-- begin --
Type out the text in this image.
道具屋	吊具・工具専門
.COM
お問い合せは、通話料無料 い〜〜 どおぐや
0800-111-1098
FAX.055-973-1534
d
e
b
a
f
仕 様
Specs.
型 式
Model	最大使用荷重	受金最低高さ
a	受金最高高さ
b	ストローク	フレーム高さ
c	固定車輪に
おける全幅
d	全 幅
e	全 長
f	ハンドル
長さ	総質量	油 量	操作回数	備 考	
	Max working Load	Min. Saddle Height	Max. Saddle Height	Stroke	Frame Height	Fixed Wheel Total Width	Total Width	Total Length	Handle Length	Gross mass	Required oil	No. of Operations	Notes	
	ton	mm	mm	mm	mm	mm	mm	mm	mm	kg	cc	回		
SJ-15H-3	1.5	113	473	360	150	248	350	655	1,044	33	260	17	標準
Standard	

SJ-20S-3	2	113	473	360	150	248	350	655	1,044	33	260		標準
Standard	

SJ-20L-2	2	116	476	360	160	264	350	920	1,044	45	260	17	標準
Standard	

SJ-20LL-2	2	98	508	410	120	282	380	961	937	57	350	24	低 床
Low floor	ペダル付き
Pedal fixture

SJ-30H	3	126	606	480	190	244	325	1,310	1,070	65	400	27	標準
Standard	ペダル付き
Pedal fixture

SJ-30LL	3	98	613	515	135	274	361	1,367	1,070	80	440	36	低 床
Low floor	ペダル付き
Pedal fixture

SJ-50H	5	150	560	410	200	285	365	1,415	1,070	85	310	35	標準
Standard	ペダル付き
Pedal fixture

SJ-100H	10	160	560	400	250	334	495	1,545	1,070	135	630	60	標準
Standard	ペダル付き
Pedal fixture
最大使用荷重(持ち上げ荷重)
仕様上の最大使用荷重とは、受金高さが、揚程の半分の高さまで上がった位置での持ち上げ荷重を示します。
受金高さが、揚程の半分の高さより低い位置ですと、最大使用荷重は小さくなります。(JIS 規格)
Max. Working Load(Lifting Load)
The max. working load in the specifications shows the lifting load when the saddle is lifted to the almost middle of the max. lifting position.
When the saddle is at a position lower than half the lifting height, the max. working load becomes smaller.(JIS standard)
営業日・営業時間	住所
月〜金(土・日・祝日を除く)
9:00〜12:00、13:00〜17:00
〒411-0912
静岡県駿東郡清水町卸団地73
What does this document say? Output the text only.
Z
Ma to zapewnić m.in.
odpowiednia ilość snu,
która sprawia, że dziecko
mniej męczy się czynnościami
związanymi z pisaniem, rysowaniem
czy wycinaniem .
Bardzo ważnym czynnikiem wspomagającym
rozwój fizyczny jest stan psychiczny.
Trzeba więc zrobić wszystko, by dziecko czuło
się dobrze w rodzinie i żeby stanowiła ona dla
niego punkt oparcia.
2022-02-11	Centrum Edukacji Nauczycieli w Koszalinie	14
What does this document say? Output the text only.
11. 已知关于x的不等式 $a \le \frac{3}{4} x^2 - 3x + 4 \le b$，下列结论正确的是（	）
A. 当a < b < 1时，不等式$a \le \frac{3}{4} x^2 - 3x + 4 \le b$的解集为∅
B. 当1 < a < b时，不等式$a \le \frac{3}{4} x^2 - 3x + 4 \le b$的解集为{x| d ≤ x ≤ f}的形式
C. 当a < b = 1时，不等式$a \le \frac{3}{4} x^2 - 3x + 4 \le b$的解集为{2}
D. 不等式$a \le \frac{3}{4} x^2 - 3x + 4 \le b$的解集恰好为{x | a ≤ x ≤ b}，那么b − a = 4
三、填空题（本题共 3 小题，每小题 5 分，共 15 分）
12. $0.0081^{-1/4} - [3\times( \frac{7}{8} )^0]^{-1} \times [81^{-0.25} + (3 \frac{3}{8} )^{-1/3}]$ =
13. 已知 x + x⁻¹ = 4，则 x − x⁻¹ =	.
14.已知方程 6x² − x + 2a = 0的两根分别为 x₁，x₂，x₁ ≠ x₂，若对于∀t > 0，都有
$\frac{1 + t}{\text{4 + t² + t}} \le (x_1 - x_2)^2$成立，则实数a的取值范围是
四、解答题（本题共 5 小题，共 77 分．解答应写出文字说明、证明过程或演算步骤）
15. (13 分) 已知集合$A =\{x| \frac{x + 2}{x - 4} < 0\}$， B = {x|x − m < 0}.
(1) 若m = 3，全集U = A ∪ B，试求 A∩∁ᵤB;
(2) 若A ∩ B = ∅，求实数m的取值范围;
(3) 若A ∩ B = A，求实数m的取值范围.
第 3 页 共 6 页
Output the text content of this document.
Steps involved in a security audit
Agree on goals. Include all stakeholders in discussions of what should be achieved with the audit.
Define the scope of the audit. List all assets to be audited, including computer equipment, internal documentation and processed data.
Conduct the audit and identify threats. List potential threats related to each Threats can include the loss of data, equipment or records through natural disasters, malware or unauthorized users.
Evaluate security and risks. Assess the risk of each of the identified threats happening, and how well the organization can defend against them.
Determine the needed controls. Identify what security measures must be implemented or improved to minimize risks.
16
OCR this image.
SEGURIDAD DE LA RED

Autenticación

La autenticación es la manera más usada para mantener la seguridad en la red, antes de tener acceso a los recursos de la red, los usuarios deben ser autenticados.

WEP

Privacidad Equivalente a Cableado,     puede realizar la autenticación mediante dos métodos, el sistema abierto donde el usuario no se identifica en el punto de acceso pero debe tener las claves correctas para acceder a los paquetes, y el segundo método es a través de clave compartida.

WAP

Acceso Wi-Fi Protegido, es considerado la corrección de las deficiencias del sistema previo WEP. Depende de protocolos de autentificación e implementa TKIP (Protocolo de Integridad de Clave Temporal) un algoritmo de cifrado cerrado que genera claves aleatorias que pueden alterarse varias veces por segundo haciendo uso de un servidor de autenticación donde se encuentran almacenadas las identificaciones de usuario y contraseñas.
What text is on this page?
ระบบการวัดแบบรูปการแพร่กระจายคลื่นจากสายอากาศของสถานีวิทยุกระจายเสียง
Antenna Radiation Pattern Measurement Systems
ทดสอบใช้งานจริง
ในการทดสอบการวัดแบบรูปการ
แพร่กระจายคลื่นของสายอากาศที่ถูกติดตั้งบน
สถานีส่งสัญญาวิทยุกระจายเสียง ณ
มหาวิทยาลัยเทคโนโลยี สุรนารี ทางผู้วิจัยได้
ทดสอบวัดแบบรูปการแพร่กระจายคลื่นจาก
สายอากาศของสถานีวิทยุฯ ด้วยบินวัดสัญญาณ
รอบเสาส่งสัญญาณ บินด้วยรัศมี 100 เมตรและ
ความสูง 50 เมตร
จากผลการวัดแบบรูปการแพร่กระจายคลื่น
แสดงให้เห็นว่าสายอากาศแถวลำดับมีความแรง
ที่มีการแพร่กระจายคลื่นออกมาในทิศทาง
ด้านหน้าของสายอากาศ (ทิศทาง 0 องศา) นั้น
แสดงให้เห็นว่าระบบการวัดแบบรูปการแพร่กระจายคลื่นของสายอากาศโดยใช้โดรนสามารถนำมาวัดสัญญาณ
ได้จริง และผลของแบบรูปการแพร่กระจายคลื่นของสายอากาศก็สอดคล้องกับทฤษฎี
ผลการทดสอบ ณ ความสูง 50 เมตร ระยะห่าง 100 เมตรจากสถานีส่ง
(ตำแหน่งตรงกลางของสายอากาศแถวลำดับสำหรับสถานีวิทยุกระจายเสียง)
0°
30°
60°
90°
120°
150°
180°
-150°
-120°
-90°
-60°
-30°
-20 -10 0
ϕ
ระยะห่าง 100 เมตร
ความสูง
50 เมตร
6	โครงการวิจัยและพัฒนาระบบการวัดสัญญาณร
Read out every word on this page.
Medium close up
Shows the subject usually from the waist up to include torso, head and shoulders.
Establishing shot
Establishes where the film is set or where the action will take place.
-- end --
> **AIM**
All the entries above need to be reproduced exactly.

> **RESPONSE**
Type out the text in this image.
道具屋	吊具・工具専門
.COM
お問い合せは、通話料無料 い〜〜 どおぐや
0800-111-1098
FAX.055-973-1534
d
e
b
a
f
仕 様
Specs.
型 式
Model	最大使用荷重	受金最低高さ
a	受金最高高さ
b	ストローク	フレーム高さ
c	固定車輪に
おける全幅
d	全 幅
e	全 長
f	ハンドル
長さ	総質量	油 量	操作回数	備 考	
	Max working Load	Min. Saddle Height	Max. Saddle Height	Stroke	Frame Height	Fixed Wheel Total Width	Total Width	Total Length	Handle Length	Gross mass	Required oil	No. of Operations	Notes	
	ton	mm	mm	mm	mm	mm	mm	mm	mm	kg	cc	回		
SJ-15H-3	1.5	113	473	360	150	248	350	655	1,044	33	260	17	標準
Standard	

SJ-20S-3	2	113	473	360	150	248	350	655	1,044	33	260		標準
Standard	

SJ-20L-2	2	116	476	360	160	264	350	920	1,044	45	260	17	標準
Standard	

SJ-20LL-2	2	98	508	410	120	282	380	961	937	57	350	24	低 床
Low floor	ペダル付き
Pedal fixture

SJ-30H	3	126	606	480	190	244	325	1,310	1,070	65	400	27	標準
Standard	ペダル付き
Pedal fixture

SJ-30LL	3	98	613	515	135	274	361	1,367	1,070	80	440	36	低 床
Low floor	ペダル付き
Pedal fixture

SJ-50H	5	150	560	410	200	285	365	1,415	1,070	85	310	35	標準
Standard	ペダル付き
Pedal fixture

SJ-100H	10	160	560	400	250	334	495	1,545	1,070	135	630	60	標準
Standard	ペダル付き
Pedal fixture
最大使用荷重(持ち上げ荷重)
仕様上の最大使用荷重とは、受金高さが、揚程の半分の高さまで上がった位置での持ち上げ荷重を示します。
受金高さが、揚程の半分の高さより低い位置ですと、最大使用荷重は小さくなります。(JIS 規格)
Max. Working Load(Lifting Load)
The max. working load in the specifications shows the lifting load when the saddle is lifted to the almost middle of the max. lifting position.
When the saddle is at a position lower than half the lifting height, the max. working load becomes smaller.(JIS standard)
営業日・営業時間	住所
月〜金(土・日・祝日を除く)
9:00〜12:00、13:00〜17:00
〒411-0912
静岡県駿東郡清水町卸団地73
What does this document say? Output the text only.
Z
Ma to zapewnić m.in.
odpowiednia ilość snu,
która sprawia, że dziecko
mniej męczy się czynnościami
związanymi z pisaniem, rysowaniem
czy wycinaniem .
Bardzo ważnym czynnikiem wspomagającym
rozwój fizyczny jest stan psychiczny.
Trzeba więc zrobić wszystko, by dziecko czuło
się dobrze w rodzinie i żeby stanowiła ona dla
niego punkt oparcia.
2022-02-11	Centrum Edukacji Nauczycieli w Koszalinie	14
What does this document say? Output the text only.
11. 已知关于x的不等式 $a \le \frac{3}{4} x^2 - 3x + 4 \le b$，下列结论正确的是（	）
A. 当a < b < 1时，不等式$a \le \frac{3}{4} x^2 - 3x + 4 \le b$的解集为∅
B. 当1 < a < b时，不等式$a \le \frac{3}{4} x^2 - 3x + 4 \le b$的解集为{x| d ≤ x ≤ f}的形式
C. 当a < b = 1时，不等式$a \le \frac{3}{4} x^2 - 3x + 4 \le b$的解集为{2}
D. 不等式$a \le \frac{3}{4} x^2 - 3x + 4 \le b$的解集恰好为{x | a ≤ x ≤ b}，那么b − a = 4
三、填空题（本题共 3 小题，每小题 5 分，共 15 分）
12. $0.0081^{-1/4} - [3\times( \frac{7}{8} )^0]^{-1} \times [81^{-0.25} + (3 \frac{3}{8} )^{-1/3}]$ =
13. 已知 x + x⁻¹ = 4，则 x − x⁻¹ =	.
14.已知方程 6x² − x + 2a = 0的两根分别为 x₁，x₂，x₁ ≠ x₂，若对于∀t > 0，都有
$\frac{1 + t}{\text{4 + t² + t}} \le (x_1 - x_2)^2$成立，则实数a的取值范围是
四、解答题（本题共 5 小题，共 77 分．解答应写出文字说明、证明过程或演算步骤）
15. (13 分) 已知集合$A =\{x| \frac{x + 2}{x - 4} < 0\}$， B = {x|x − m < 0}.
(1) 若m = 3，全集U = A ∪ B，试求 A∩∁ᵤB;
(2) 若A ∩ B = ∅，求实数m的取值范围;
(3) 若A ∩ B = A，求实数m的取值范围.
第 3 页 共 6 页
Output the text content of this document.
Steps involved in a security audit
Agree on goals. Include all stakeholders in discussions of what should be achieved with the audit.
Define the scope of the audit. List all assets to be audited, including computer equipment, internal documentation and processed data.
Conduct the audit and identify threats. List potential threats related to each Threats can include the loss of data, equipment or records through natural disasters, malware or unauthorized users.
Evaluate security and risks. Assess the risk of each of the identified threats happening, and how well the organization can defend against them.
Determine the needed controls. Identify what security measures must be implemented or improved to minimize risks.
16
OCR this image.
SEGURIDAD DE LA RED

Autenticación

La autenticación es la manera más usada para mantener la seguridad en la red, antes de tener acceso a los recursos de la red, los usuarios deben ser autenticados.

WEP

Privacidad Equivalente a Cableado,     puede realizar la autenticación mediante dos métodos, el sistema abierto donde el usuario no se identifica en el punto de acceso pero debe tener las claves correctas para acceder a los paquetes, y el segundo método es a través de clave compartida.

WAP

Acceso Wi-Fi Protegido, es considerado la corrección de las deficiencias del sistema previo WEP. Depende de protocolos de autentificación e implementa TKIP (Protocolo de Integridad de Clave Temporal) un algoritmo de cifrado cerrado que genera claves aleatorias que pueden alterarse varias veces por segundo haciendo uso de un servidor de autenticación donde se encuentran almacenadas las identificaciones de usuario y contraseñas.
What text is on this page?
ระบบการวัดแบบรูปการแพร่กระจายคลื่นจากสายอากาศของสถานีวิทยุกระจายเสียง
Antenna Radiation Pattern Measurement Systems
ทดสอบใช้งานจริง
ในการทดสอบการวัดแบบรูปการ
แพร่กระจายคลื่นของสายอากาศที่ถูกติดตั้งบน
สถานีส่งสัญญาวิทยุกระจายเสียง ณ
มหาวิทยาลัยเทคโนโลยี สุรนารี ทางผู้วิจัยได้
ทดสอบวัดแบบรูปการแพร่กระจายคลื่นจาก
สายอากาศของสถานีวิทยุฯ ด้วยบินวัดสัญญาณ
รอบเสาส่งสัญญาณ บินด้วยรัศมี 100 เมตรและ
ความสูง 50 เมตร
จากผลการวัดแบบรูปการแพร่กระจายคลื่น
แสดงให้เห็นว่าสายอากาศแถวลำดับมีความแรง
ที่มีการแพร่กระจายคลื่นออกมาในทิศทาง
ด้านหน้าของสายอากาศ (ทิศทาง 0 องศา) นั้น
แสดงให้เห็นว่าระบบการวัดแบบรูปการแพร่กระจายคลื่นของสายอากาศโดยใช้โดรนสามารถนำมาวัดสัญญาณ
ได้จริง และผลของแบบรูปการแพร่กระจายคลื่นของสายอากาศก็สอดคล้องกับทฤษฎี
ผลการทดสอบ ณ ความสูง 50 เมตร ระยะห่าง 100 เมตรจากสถานีส่ง
(ตำแหน่งตรงกลางของสายอากาศแถวลำดับสำหรับสถานีวิทยุกระจายเสียง)
0°
30°
60°
90°
120°
150°
180°
-150°
-120°
-90°
-60°
-30°
-20 -10 0
ϕ
ระยะห่าง 100 เมตร
ความสูง
50 เมตร
6	โครงการวิจัยและพัฒนาระบบการวัดสัญญาณร
Read out every word on this page.
Medium close up
Shows the subject usually from the waist up to include torso, head and shoulders.
Establishing shot
Establishes where the film is set or where the action will take place.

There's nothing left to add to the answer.